• Data entries:
....

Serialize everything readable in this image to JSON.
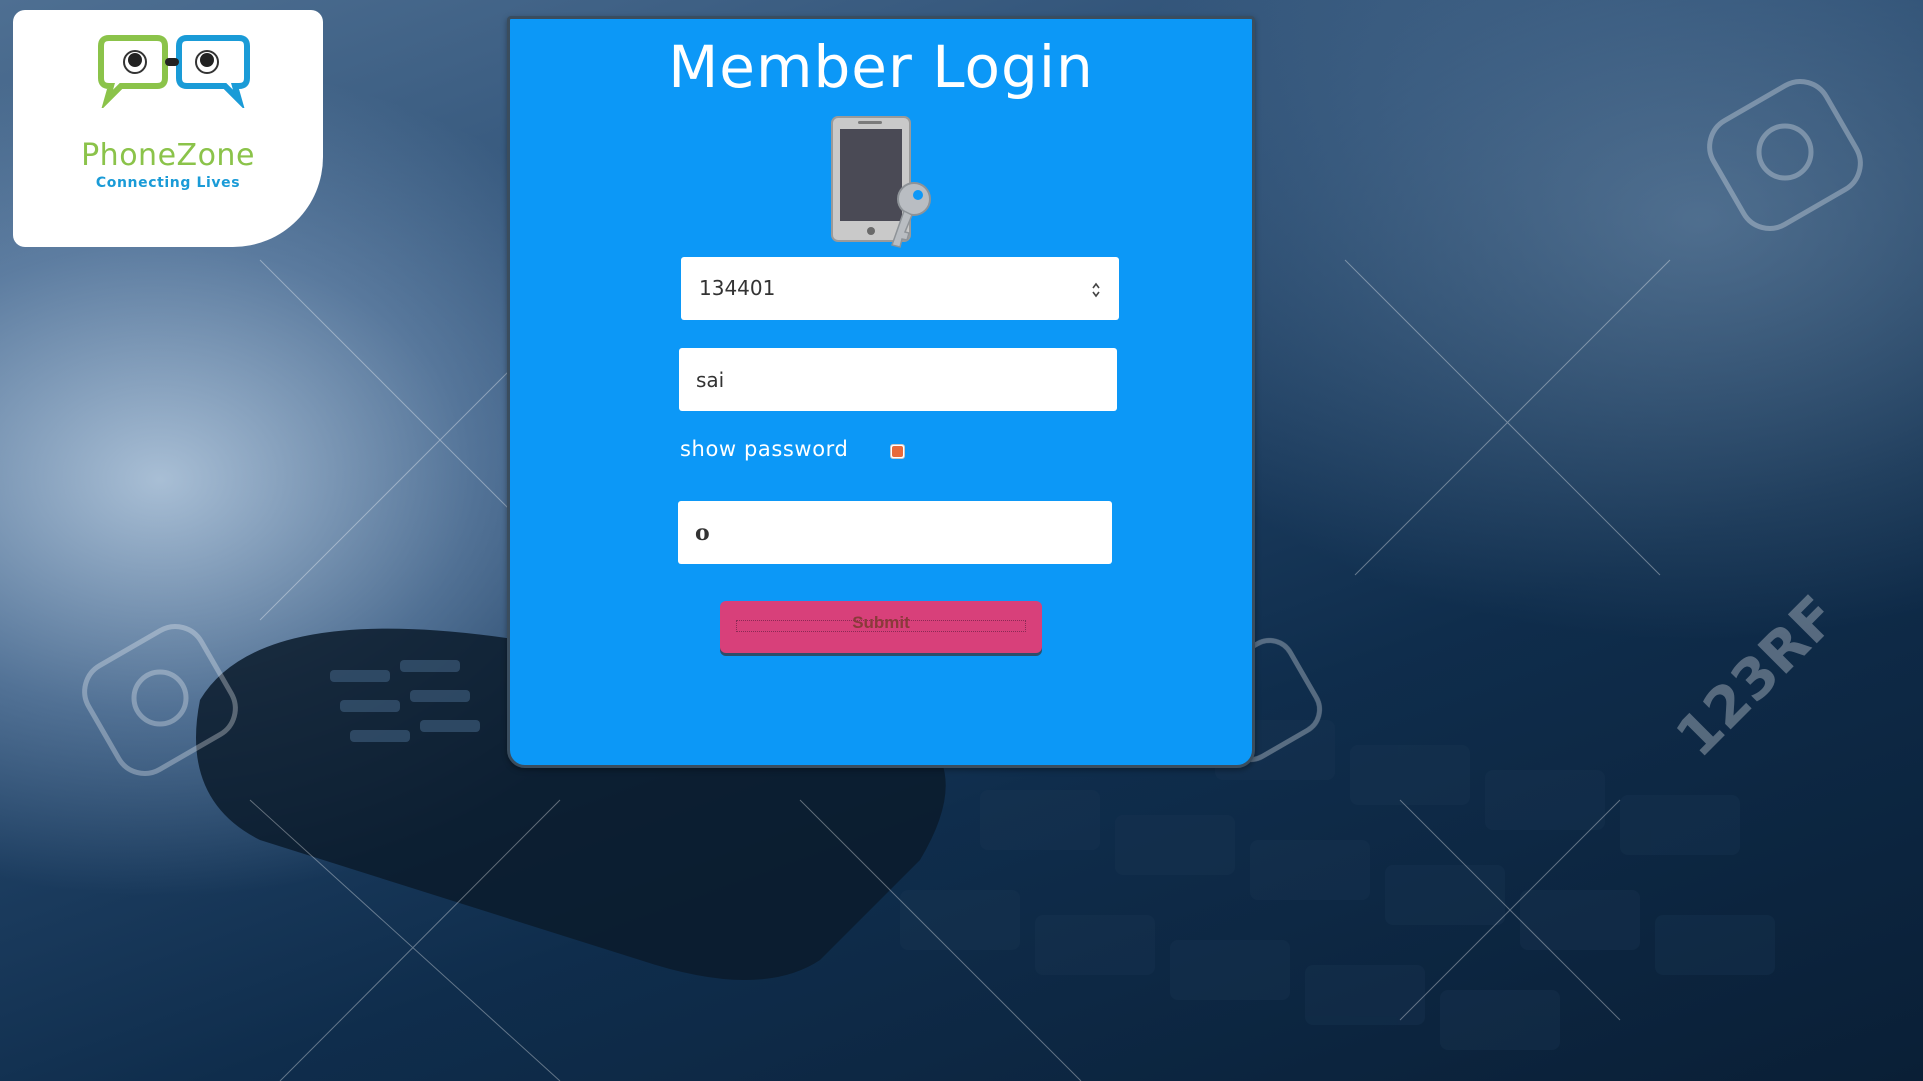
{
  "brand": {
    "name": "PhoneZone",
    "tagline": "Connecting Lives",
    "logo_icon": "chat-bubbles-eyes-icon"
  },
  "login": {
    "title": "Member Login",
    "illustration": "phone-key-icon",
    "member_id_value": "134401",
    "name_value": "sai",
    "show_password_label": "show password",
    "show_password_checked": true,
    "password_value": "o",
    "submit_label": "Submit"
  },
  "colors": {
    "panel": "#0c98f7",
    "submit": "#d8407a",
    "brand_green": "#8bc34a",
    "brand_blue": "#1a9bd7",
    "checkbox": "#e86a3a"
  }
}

....

• Problem to work on: Above are records; say how many of their lines contain the word "icon", giving only the number.

• Completed task: 2